Das Formel-1-Reife(n)zeugnis des SID: Spa

ARDENNENWETTER: Unbezwingbar an diesem Tag in Spa.

Spa-Francorchamps (SID) - ARDENNENWETTER: Unbezwingbar an diesem Tag in Spa. Berühmt-berüchtigt sind die Wetterkapriolen rund um den Großen Preis von Belgien seit jeher, da sollte man sich ein Kräftemessen gut überlegen. Die Rennleitung versuchte trotzdem alles, beugte sogar ihre eigenen Regeln, um am Abend noch fahren zu können. Und traf letztlich wohl eine Entscheidung, die zugleich richtig und falsch war: Ein Rennen war bei diesen Bedingungen zu gefährlich, der Abbruch dann eine weise Entscheidung. Aber drei Runden hinter dem Safety Car, bloß, um ein offizielles Ergebnis zu haben? Der WM-Lauf hätte wohl einfach abgesagt werden sollen.

:: Arbeitsauftrag ::
Wie viele Runden wurden laut dem Studientext zum Großen Preis von Belgien hinter dem Safety Car gefahren?

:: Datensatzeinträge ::
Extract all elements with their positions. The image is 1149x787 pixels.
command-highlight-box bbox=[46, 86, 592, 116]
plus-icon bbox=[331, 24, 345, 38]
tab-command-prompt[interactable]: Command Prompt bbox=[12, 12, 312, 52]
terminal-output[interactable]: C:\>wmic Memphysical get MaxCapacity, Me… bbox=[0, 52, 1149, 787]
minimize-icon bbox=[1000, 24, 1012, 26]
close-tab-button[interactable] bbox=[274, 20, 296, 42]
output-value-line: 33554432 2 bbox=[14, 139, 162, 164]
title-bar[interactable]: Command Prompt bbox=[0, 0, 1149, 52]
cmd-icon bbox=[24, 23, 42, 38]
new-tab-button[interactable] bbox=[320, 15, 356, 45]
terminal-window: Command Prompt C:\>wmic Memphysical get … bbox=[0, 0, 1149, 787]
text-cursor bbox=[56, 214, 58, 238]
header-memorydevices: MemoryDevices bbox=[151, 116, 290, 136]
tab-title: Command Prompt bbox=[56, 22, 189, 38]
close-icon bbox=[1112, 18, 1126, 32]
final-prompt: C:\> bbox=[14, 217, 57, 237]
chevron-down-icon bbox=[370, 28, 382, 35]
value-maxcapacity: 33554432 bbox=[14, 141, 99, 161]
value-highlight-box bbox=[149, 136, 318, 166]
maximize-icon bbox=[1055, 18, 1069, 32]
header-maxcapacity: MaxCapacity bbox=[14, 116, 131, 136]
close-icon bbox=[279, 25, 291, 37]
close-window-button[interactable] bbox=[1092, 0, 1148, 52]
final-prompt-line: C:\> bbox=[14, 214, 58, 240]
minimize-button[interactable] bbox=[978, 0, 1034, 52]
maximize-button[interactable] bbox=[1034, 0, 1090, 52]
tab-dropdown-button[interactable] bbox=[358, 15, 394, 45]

:: Lösung ::
Drei Runden.